- **Problem**: Rewrite the records below as a Markdown table with the columns "Row" and "Line", numbering each non-blank line in order and leaving out blank lines.

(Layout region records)

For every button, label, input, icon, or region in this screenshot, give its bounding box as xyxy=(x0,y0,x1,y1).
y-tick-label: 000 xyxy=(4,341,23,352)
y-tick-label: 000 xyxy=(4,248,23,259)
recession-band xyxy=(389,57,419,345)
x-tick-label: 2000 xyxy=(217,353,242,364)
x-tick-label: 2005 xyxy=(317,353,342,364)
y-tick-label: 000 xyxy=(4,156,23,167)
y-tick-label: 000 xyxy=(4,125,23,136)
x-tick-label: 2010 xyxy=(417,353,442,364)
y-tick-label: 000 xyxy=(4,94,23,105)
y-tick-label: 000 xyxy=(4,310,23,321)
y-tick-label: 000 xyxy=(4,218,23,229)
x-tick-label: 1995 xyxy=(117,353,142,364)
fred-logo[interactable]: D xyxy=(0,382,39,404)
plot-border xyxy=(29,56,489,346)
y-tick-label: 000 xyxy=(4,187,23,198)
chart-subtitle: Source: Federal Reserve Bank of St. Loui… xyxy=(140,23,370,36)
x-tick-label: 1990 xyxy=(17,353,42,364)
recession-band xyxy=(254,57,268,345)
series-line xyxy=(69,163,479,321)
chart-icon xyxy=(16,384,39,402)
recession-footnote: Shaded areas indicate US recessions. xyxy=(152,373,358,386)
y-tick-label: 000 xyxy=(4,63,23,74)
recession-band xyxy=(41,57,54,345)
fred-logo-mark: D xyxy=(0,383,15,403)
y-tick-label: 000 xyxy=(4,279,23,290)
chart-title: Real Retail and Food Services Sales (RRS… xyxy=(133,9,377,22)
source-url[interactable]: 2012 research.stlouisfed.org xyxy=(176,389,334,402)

- **Right answer**:
| Row | Line |
|---|---|
| 1 | For every button, label, input, icon, or region in this screenshot, give its bounding box as xyxy=(x0,y0,x1,y1). |
| 2 | y-tick-label: 000 xyxy=(4,341,23,352) |
| 3 | y-tick-label: 000 xyxy=(4,248,23,259) |
| 4 | recession-band xyxy=(389,57,419,345) |
| 5 | x-tick-label: 2000 xyxy=(217,353,242,364) |
| 6 | x-tick-label: 2005 xyxy=(317,353,342,364) |
| 7 | y-tick-label: 000 xyxy=(4,156,23,167) |
| 8 | y-tick-label: 000 xyxy=(4,125,23,136) |
| 9 | x-tick-label: 2010 xyxy=(417,353,442,364) |
| 10 | y-tick-label: 000 xyxy=(4,94,23,105) |
| 11 | y-tick-label: 000 xyxy=(4,310,23,321) |
| 12 | y-tick-label: 000 xyxy=(4,218,23,229) |
| 13 | x-tick-label: 1995 xyxy=(117,353,142,364) |
| 14 | fred-logo[interactable]: D xyxy=(0,382,39,404) |
| 15 | plot-border xyxy=(29,56,489,346) |
| 16 | y-tick-label: 000 xyxy=(4,187,23,198) |
| 17 | chart-subtitle: Source: Federal Reserve Bank of St. Loui… xyxy=(140,23,370,36) |
| 18 | x-tick-label: 1990 xyxy=(17,353,42,364) |
| 19 | recession-band xyxy=(254,57,268,345) |
| 20 | series-line xyxy=(69,163,479,321) |
| 21 | chart-icon xyxy=(16,384,39,402) |
| 22 | recession-footnote: Shaded areas indicate US recessions. xyxy=(152,373,358,386) |
| 23 | y-tick-label: 000 xyxy=(4,63,23,74) |
| 24 | recession-band xyxy=(41,57,54,345) |
| 25 | fred-logo-mark: D xyxy=(0,383,15,403) |
| 26 | y-tick-label: 000 xyxy=(4,279,23,290) |
| 27 | chart-title: Real Retail and Food Services Sales (RRS… xyxy=(133,9,377,22) |
| 28 | source-url[interactable]: 2012 research.stlouisfed.org xyxy=(176,389,334,402) |